- **Data to use**:
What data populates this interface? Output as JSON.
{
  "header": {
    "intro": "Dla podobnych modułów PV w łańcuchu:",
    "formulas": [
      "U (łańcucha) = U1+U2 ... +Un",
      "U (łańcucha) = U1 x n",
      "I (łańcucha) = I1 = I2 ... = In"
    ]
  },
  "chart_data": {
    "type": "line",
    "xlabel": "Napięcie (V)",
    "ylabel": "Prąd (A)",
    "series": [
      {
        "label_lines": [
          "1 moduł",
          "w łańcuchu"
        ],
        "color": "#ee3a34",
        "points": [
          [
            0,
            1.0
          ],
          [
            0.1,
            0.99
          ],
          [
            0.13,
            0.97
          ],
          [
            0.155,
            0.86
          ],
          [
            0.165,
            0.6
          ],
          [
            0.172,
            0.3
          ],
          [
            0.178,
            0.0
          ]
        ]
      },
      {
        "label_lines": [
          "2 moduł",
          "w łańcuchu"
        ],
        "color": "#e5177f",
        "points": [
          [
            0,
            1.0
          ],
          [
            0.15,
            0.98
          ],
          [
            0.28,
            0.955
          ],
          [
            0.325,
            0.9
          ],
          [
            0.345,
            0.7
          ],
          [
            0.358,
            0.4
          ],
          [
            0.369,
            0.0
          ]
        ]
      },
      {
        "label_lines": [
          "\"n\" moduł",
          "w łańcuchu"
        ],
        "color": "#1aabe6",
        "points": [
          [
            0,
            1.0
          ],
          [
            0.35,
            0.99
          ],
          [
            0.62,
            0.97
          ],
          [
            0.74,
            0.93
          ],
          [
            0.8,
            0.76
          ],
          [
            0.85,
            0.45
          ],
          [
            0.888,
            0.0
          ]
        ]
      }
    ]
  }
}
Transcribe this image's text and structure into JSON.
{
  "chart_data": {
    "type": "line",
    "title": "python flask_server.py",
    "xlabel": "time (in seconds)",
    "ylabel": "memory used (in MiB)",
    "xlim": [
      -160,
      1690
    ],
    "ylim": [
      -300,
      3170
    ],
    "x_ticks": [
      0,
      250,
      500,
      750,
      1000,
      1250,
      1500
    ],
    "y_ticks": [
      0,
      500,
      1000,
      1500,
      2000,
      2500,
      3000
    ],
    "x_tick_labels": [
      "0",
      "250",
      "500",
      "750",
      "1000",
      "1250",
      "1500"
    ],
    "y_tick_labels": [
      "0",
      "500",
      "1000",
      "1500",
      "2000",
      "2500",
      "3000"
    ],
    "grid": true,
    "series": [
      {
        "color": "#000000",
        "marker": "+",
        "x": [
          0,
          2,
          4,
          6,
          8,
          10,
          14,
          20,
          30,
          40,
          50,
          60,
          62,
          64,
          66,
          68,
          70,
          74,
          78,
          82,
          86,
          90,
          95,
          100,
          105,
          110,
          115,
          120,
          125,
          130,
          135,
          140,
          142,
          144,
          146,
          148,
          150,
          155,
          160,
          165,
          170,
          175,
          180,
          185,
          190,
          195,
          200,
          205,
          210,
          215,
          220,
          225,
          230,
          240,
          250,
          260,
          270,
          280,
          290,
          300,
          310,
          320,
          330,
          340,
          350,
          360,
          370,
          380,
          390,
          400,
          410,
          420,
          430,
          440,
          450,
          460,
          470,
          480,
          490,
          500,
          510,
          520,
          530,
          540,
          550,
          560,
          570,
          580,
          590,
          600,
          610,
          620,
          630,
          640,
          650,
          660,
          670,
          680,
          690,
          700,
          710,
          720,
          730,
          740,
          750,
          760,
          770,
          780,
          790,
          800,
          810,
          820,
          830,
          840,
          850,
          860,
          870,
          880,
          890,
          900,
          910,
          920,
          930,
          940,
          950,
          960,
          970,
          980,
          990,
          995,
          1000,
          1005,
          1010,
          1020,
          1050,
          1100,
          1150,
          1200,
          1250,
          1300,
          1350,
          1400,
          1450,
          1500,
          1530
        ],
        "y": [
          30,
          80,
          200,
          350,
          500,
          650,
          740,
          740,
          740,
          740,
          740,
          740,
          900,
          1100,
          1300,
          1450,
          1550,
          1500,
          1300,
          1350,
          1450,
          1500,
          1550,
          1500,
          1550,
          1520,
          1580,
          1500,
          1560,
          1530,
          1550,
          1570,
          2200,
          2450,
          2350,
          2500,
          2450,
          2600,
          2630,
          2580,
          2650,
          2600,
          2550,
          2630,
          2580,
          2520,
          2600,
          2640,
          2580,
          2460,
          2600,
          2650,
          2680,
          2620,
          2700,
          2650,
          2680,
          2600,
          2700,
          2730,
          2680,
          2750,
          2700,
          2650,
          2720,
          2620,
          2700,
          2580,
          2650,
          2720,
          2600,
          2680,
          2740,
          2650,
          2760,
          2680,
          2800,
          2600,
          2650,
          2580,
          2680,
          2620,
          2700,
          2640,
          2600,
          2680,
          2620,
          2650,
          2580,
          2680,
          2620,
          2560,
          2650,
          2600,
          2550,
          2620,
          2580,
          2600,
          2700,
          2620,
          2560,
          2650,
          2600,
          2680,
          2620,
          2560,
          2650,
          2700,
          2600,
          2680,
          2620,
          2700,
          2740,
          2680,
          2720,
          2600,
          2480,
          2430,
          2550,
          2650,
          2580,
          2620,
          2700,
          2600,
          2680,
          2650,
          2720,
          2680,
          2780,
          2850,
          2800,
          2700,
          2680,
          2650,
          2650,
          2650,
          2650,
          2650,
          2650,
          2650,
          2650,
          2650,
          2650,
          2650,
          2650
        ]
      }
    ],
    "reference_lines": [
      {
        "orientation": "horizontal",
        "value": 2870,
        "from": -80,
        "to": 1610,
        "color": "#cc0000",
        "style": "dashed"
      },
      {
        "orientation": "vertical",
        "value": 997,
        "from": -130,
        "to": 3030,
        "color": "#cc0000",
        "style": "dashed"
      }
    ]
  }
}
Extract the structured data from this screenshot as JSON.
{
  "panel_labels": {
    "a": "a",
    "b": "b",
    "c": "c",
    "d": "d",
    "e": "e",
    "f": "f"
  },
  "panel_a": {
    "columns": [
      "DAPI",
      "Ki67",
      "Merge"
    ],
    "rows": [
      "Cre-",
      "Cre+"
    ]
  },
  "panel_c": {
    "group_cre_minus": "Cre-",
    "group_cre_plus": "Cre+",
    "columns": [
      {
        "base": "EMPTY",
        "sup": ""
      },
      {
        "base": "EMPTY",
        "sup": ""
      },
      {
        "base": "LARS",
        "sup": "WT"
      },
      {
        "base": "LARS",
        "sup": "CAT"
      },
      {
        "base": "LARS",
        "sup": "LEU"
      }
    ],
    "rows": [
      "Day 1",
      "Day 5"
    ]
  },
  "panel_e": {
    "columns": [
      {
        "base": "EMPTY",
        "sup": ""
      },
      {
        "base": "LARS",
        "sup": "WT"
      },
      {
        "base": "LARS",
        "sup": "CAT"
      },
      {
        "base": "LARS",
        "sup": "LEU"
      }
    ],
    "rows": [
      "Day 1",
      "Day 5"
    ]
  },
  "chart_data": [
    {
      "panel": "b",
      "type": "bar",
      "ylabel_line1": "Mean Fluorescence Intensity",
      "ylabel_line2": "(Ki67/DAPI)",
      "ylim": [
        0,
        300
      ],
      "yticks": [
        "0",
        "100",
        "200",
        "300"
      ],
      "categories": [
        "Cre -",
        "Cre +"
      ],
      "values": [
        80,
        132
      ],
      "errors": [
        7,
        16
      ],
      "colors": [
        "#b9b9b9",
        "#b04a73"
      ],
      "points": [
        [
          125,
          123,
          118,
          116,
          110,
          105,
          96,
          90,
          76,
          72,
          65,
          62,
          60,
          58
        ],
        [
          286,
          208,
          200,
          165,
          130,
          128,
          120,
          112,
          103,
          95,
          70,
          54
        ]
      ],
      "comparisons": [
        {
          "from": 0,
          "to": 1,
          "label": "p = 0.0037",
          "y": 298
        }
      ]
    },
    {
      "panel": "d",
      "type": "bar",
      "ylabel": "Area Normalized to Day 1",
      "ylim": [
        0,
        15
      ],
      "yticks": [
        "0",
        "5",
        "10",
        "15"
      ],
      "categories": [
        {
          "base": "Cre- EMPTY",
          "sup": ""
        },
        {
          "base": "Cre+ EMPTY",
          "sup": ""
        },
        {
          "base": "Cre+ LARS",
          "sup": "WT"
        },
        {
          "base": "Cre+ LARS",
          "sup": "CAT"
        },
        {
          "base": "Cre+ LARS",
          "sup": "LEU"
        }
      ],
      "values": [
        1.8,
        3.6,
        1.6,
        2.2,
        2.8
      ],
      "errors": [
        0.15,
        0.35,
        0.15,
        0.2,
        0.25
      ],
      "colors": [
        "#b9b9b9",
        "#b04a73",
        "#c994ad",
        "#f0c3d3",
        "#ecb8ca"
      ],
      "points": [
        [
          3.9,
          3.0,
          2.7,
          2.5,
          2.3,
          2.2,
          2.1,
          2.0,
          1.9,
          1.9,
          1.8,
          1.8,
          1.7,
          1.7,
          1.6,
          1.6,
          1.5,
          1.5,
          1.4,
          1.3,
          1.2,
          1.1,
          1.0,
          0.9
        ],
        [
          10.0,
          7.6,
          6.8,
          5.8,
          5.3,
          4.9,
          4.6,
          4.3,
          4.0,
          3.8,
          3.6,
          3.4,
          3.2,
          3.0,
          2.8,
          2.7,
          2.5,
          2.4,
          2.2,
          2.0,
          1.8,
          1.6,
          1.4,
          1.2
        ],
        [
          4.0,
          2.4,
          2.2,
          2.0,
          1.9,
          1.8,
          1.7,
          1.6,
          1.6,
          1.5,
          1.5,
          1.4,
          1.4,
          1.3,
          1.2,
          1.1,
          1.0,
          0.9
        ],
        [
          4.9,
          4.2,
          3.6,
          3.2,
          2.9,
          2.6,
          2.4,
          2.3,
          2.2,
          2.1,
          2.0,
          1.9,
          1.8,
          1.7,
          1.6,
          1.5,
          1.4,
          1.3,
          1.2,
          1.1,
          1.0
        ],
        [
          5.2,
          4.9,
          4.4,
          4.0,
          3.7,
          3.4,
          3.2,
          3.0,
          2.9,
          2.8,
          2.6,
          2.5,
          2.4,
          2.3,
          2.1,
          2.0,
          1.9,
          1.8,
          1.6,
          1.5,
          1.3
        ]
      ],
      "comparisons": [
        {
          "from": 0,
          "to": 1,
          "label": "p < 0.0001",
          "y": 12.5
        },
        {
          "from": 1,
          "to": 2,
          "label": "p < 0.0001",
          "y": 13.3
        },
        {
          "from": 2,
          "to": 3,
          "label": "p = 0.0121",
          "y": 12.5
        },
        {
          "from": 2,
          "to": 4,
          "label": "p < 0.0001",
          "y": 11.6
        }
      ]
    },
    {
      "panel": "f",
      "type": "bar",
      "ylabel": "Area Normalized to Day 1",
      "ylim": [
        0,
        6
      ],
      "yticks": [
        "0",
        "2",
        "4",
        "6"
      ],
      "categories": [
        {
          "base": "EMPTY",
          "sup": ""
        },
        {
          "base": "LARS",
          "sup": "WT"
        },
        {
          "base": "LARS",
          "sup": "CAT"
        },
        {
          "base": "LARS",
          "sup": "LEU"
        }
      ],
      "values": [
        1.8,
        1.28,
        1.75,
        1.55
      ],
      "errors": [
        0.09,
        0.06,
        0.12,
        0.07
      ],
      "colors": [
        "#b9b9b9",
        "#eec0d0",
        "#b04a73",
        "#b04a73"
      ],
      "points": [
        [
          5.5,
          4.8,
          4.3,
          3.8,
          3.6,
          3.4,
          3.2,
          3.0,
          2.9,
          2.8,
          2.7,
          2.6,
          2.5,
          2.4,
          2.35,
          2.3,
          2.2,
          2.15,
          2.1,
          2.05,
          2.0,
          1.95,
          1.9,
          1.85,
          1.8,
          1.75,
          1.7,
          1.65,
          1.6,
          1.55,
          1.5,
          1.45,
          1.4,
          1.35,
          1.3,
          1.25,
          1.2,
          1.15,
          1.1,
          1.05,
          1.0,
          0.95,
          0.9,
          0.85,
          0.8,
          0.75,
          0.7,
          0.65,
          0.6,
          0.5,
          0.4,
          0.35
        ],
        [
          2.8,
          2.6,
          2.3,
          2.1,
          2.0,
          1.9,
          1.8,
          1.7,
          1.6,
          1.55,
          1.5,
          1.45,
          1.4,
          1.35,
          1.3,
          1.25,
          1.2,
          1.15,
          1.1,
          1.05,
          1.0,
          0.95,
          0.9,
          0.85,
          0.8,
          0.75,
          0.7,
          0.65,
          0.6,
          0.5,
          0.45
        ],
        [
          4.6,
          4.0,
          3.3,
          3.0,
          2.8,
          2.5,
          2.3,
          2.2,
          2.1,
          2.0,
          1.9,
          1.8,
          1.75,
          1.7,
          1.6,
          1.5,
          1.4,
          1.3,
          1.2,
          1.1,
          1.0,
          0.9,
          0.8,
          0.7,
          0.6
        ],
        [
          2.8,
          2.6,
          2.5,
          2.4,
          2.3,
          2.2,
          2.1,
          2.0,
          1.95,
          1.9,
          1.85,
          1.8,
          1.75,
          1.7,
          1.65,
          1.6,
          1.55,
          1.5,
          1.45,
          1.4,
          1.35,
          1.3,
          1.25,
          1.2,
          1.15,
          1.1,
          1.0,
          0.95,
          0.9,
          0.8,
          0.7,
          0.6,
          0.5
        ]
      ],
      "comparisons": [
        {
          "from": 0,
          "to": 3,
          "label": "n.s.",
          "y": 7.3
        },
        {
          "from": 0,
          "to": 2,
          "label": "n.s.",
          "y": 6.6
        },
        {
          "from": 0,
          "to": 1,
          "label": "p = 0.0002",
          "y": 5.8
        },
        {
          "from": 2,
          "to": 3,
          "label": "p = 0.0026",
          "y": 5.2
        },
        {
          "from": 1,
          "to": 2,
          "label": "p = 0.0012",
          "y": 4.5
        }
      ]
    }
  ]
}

- **Task details**: Copy every line in the entries above that has the string "xlabel" in it.

- **Answer to this problem**:
    "xlabel": "Napięcie (V)",
    "xlabel": "time (in seconds)",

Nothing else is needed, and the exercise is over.